◆ **THE TASK**
Write out all of the data without omission, exactly as shown.

Records that describe figures
● ● ● ● ● ● ●
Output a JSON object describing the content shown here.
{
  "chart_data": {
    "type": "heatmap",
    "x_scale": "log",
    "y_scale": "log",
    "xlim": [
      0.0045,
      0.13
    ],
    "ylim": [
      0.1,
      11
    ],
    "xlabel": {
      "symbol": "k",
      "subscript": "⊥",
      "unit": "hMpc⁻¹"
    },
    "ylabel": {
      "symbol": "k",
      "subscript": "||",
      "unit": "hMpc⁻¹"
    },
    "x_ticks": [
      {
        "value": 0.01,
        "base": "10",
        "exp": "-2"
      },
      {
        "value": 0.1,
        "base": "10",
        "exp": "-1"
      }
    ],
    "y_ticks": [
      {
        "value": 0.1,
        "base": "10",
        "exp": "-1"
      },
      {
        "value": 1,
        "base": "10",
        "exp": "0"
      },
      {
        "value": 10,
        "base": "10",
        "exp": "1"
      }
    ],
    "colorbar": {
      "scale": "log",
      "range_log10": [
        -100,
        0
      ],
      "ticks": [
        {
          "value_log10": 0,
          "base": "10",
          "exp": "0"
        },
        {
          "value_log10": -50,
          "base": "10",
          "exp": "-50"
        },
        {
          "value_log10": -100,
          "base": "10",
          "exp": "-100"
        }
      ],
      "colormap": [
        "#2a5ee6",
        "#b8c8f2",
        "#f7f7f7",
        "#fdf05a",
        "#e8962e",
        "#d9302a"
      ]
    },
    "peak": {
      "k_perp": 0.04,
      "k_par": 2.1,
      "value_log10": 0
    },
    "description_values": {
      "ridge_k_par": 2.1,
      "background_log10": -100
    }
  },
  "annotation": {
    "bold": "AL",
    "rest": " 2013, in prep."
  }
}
● ● ● ● ● ● ●
◆ **ANSWER TO THE TASK**
Output a JSON object describing the content shown here.
{
  "chart_data": {
    "type": "heatmap",
    "x_scale": "log",
    "y_scale": "log",
    "xlim": [
      0.0045,
      0.13
    ],
    "ylim": [
      0.1,
      11
    ],
    "xlabel": {
      "symbol": "k",
      "subscript": "⊥",
      "unit": "hMpc⁻¹"
    },
    "ylabel": {
      "symbol": "k",
      "subscript": "||",
      "unit": "hMpc⁻¹"
    },
    "x_ticks": [
      {
        "value": 0.01,
        "base": "10",
        "exp": "-2"
      },
      {
        "value": 0.1,
        "base": "10",
        "exp": "-1"
      }
    ],
    "y_ticks": [
      {
        "value": 0.1,
        "base": "10",
        "exp": "-1"
      },
      {
        "value": 1,
        "base": "10",
        "exp": "0"
      },
      {
        "value": 10,
        "base": "10",
        "exp": "1"
      }
    ],
    "colorbar": {
      "scale": "log",
      "range_log10": [
        -100,
        0
      ],
      "ticks": [
        {
          "value_log10": 0,
          "base": "10",
          "exp": "0"
        },
        {
          "value_log10": -50,
          "base": "10",
          "exp": "-50"
        },
        {
          "value_log10": -100,
          "base": "10",
          "exp": "-100"
        }
      ],
      "colormap": [
        "#2a5ee6",
        "#b8c8f2",
        "#f7f7f7",
        "#fdf05a",
        "#e8962e",
        "#d9302a"
      ]
    },
    "peak": {
      "k_perp": 0.04,
      "k_par": 2.1,
      "value_log10": 0
    },
    "description_values": {
      "ridge_k_par": 2.1,
      "background_log10": -100
    }
  },
  "annotation": {
    "bold": "AL",
    "rest": " 2013, in prep."
  }
}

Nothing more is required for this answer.